• Data for the task:
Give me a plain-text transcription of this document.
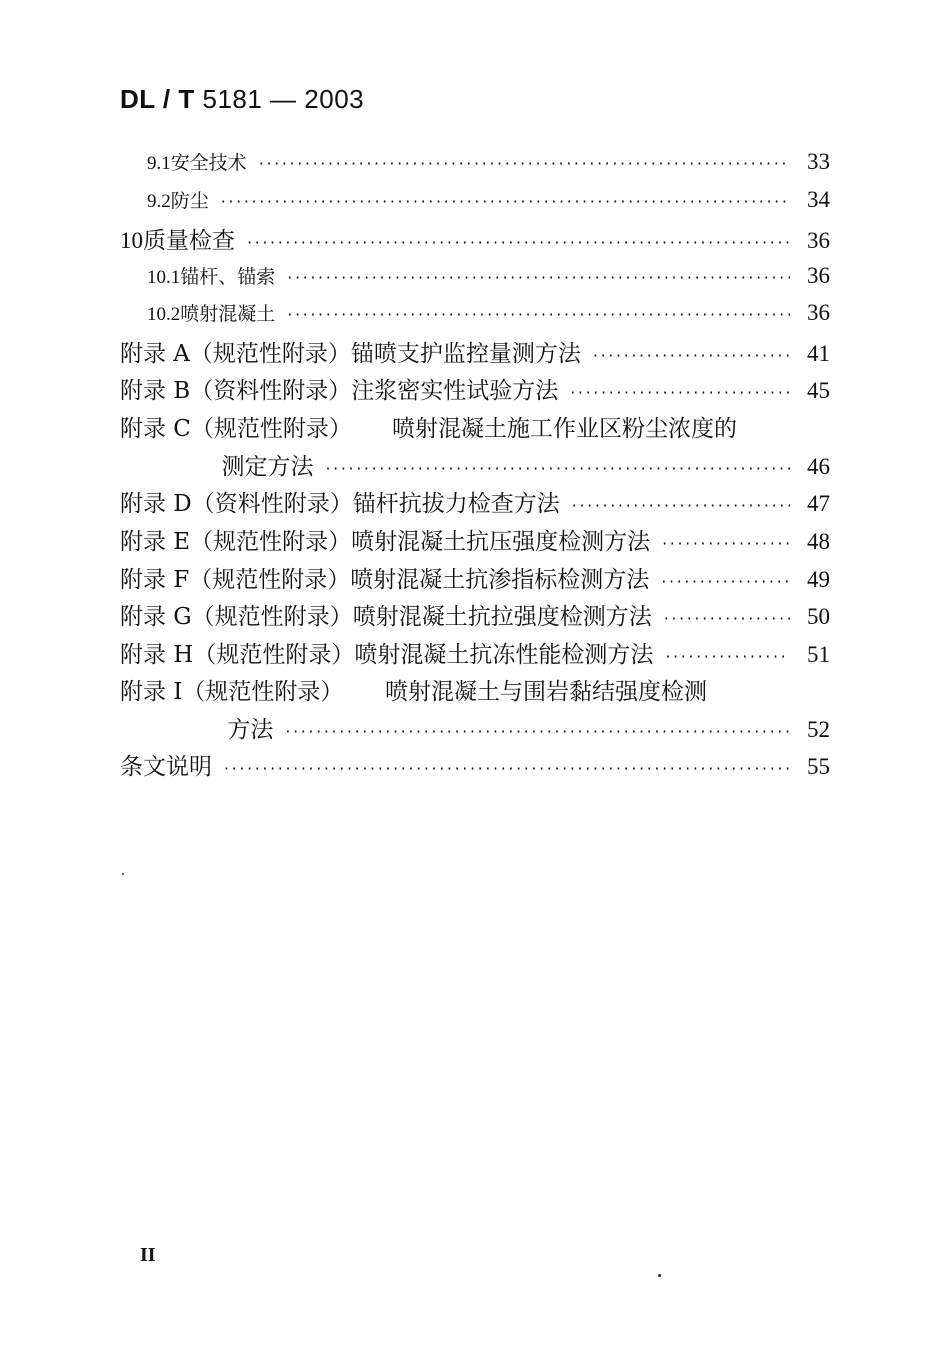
DL / T 5181 — 2003
9.1 安全技术 ·····	33
9.2 防尘 ·····	34
10 质量检查 ·····	36
10.1 锚杆、锚索 ·····	36
10.2 喷射混凝土 ·····	36
附录 A（规范性附录） 锚喷支护监控量测方法 ·····	41
附录 B（资料性附录） 注浆密实性试验方法 ·····	45
附录 C（规范性附录）	喷射混凝土施工作业区粉尘浓度的
测定方法 ·····	46
附录 D（资料性附录） 锚杆抗拔力检查方法 ·····	47
附录 E（规范性附录） 喷射混凝土抗压强度检测方法 ·····	48
附录 F（规范性附录） 喷射混凝土抗渗指标检测方法 ·····	49
附录 G（规范性附录） 喷射混凝土抗拉强度检测方法 ·····	50
附录 H（规范性附录） 喷射混凝土抗冻性能检测方法 ·····	51
附录 I（规范性附录）	喷射混凝土与围岩黏结强度检测
方法 ·····	52
条文说明 ·····	55
II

• What you need to do:
Keep only those lines of the records that hold "资料性附录", and return them.

• Task output:
附录 B（资料性附录） 注浆密实性试验方法 ·····	45
附录 D（资料性附录） 锚杆抗拔力检查方法 ·····	47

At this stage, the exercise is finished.